EXERCISE AIM: Pull each line holding "Lunch" out of the entries below.

GIVEN RECORDS:
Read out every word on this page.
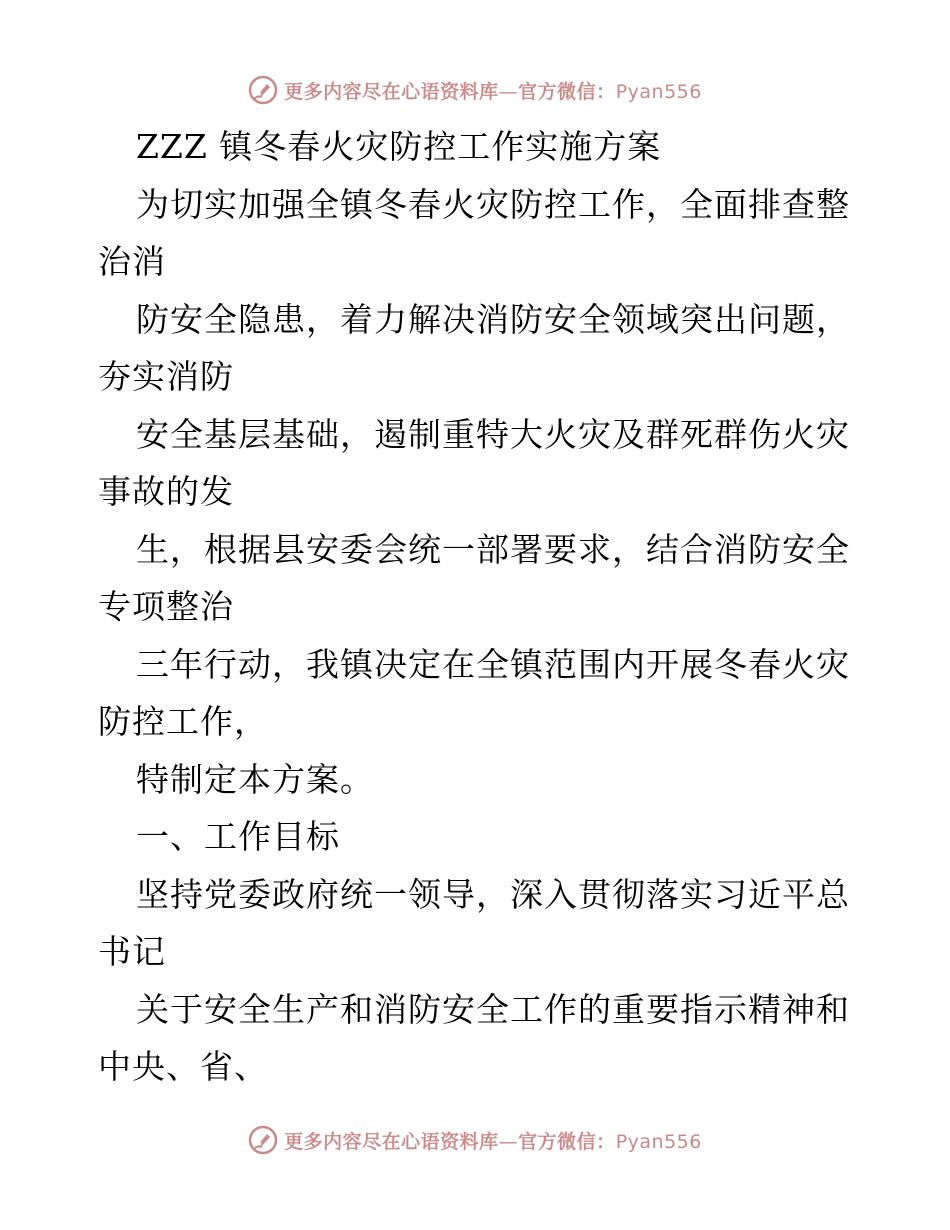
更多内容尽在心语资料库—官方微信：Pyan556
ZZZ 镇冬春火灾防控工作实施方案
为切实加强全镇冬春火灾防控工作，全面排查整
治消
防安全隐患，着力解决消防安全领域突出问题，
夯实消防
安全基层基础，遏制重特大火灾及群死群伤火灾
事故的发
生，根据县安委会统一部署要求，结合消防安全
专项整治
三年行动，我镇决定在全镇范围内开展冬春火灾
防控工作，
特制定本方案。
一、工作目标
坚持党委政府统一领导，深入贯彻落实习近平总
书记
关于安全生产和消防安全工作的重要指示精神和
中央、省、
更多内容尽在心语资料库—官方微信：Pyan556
--
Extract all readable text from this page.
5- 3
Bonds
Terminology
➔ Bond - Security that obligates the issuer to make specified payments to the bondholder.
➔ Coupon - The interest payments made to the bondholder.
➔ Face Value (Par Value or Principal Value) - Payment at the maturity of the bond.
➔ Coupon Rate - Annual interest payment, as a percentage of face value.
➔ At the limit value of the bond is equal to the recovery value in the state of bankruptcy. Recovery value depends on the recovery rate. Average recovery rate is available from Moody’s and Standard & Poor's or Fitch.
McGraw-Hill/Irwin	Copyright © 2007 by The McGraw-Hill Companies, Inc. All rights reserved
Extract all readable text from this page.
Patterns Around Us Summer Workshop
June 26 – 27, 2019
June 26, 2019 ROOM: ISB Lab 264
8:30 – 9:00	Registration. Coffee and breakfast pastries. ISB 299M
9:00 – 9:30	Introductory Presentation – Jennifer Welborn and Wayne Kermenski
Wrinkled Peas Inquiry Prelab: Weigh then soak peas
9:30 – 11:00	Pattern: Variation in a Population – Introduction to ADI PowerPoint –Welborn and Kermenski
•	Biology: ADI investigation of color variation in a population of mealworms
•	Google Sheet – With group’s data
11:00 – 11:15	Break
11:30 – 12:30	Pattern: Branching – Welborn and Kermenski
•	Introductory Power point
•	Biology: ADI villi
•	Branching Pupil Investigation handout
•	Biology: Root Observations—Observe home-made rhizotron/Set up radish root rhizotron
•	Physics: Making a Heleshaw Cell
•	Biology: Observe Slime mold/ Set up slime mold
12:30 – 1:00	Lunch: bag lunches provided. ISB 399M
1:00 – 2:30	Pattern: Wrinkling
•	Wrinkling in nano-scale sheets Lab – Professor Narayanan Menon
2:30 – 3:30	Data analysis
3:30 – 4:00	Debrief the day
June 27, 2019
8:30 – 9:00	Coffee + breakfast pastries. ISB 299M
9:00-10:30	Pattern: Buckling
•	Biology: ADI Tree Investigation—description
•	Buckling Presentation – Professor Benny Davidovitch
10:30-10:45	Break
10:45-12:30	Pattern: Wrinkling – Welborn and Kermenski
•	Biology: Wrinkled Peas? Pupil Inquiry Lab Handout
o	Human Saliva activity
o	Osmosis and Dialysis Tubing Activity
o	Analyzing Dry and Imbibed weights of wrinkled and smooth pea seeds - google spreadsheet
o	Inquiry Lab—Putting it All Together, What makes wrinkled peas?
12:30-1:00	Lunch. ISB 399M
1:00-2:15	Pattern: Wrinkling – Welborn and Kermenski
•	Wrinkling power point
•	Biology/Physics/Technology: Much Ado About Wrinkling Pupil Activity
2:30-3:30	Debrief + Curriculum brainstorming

OUTPUT:
12:30 – 1:00	Lunch: bag lunches provided. ISB 399M
12:30-1:00	Lunch. ISB 399M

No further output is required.